══ Dataset ══

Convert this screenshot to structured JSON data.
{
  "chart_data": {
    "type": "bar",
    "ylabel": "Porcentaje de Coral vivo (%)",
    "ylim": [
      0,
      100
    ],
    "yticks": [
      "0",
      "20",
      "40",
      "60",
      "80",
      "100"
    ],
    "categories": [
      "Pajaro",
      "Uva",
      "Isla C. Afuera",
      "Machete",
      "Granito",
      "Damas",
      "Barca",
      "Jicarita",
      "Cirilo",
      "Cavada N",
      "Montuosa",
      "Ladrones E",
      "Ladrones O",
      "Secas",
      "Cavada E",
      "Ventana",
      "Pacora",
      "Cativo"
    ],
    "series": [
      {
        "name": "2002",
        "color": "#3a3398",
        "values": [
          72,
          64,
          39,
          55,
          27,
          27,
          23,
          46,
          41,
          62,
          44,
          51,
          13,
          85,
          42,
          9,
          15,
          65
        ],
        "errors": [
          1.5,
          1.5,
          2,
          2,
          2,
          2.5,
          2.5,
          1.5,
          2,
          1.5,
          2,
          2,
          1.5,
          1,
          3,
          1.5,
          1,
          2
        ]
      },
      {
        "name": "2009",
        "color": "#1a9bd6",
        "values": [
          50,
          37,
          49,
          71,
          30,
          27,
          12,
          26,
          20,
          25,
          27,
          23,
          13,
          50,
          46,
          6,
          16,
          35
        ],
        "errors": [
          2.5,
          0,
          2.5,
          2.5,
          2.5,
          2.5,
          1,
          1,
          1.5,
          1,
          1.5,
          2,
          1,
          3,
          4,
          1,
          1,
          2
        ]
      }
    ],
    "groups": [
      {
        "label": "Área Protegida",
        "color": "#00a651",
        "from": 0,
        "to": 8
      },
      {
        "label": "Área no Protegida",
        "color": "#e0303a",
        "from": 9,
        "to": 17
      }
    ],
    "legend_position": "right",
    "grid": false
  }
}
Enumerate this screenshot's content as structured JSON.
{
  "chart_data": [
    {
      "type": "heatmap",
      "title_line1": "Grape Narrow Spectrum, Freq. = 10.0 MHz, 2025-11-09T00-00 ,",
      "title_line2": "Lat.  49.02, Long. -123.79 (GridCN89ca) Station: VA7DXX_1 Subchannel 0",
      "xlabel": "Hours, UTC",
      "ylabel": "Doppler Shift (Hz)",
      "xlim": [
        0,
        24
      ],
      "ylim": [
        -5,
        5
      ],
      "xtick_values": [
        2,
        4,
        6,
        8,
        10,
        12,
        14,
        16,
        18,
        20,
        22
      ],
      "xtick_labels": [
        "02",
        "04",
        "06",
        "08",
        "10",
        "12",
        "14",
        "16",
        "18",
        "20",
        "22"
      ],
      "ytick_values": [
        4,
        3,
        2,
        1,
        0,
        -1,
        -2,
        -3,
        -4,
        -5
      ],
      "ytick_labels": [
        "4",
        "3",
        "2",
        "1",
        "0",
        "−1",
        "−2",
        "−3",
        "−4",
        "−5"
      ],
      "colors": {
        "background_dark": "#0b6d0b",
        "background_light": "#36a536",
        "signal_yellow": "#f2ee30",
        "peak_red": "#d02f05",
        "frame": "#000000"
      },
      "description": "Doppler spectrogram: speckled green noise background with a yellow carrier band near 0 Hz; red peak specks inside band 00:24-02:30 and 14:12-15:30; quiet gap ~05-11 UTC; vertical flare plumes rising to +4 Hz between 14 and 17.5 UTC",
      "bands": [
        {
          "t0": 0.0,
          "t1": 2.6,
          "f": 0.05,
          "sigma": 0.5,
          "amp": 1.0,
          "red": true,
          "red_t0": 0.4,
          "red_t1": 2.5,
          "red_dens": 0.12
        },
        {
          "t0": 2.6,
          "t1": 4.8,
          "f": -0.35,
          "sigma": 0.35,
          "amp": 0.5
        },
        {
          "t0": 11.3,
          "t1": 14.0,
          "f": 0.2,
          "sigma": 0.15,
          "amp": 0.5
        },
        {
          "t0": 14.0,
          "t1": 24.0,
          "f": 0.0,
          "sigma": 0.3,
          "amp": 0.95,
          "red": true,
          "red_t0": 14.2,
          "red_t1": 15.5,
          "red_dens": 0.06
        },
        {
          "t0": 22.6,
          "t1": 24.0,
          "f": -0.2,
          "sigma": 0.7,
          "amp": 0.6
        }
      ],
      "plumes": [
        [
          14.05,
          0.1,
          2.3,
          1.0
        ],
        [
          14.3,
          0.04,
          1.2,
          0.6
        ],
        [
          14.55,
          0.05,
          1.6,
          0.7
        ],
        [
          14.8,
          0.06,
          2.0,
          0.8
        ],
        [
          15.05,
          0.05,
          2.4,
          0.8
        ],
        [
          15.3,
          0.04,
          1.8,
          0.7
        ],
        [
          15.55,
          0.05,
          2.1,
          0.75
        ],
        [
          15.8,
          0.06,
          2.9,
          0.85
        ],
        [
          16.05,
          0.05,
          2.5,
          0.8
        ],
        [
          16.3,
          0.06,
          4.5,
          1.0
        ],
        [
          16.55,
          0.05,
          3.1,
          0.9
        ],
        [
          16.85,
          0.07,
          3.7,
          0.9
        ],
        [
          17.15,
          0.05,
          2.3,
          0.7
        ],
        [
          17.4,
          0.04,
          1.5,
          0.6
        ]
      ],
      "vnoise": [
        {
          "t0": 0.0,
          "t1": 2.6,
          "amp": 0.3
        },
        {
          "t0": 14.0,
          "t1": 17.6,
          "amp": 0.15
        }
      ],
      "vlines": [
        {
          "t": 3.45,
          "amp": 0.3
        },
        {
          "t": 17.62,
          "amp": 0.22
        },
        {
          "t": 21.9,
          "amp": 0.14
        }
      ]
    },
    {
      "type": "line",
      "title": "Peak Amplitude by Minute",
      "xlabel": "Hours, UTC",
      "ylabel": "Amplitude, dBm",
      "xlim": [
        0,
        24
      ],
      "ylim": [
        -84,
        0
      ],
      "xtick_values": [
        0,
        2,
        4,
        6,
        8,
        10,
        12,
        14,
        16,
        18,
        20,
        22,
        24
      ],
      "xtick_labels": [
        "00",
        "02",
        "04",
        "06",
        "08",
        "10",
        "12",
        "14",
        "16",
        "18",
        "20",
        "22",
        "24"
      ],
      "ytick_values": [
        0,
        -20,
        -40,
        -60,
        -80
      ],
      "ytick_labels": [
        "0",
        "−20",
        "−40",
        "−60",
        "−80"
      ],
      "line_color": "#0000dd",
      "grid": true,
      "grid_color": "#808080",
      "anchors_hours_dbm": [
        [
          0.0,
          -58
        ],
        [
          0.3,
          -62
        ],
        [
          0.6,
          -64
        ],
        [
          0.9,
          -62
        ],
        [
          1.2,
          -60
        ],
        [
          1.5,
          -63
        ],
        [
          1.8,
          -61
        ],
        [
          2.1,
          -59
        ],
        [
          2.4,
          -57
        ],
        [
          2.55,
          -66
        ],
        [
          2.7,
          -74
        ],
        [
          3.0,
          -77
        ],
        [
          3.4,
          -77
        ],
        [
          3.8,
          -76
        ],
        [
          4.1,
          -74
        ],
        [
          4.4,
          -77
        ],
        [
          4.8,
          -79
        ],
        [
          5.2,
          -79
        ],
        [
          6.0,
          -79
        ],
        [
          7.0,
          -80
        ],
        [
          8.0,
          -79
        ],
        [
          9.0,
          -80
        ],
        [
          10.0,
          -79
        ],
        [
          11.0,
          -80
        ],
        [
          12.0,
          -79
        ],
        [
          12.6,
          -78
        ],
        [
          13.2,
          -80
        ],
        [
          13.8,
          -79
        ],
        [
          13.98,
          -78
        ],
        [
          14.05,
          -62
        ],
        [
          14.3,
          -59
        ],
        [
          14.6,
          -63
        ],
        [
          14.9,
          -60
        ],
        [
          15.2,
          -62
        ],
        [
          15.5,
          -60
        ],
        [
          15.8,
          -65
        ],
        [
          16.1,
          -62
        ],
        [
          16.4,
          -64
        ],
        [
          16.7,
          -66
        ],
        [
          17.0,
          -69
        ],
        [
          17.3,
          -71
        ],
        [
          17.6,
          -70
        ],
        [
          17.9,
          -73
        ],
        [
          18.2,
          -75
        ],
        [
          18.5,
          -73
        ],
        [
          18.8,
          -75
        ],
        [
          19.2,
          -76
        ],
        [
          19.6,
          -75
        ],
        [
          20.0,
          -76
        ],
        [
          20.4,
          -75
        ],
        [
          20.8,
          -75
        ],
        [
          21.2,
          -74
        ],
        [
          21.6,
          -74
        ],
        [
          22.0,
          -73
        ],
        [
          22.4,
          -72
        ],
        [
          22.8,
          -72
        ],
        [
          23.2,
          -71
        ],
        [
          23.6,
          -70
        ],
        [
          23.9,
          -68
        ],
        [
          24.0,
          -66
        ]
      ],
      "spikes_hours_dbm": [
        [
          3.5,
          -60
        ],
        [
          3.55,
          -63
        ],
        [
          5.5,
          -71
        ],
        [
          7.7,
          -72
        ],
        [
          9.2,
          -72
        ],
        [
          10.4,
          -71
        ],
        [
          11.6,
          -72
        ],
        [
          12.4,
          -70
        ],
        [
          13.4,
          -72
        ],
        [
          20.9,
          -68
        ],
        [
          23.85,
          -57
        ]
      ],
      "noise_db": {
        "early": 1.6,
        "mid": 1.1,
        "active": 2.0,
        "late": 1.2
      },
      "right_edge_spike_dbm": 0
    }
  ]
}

═══

What you have to do | Some lines of the data may hold the word "Protegida". Say how many do, with nothing else.

Finished exercise | 2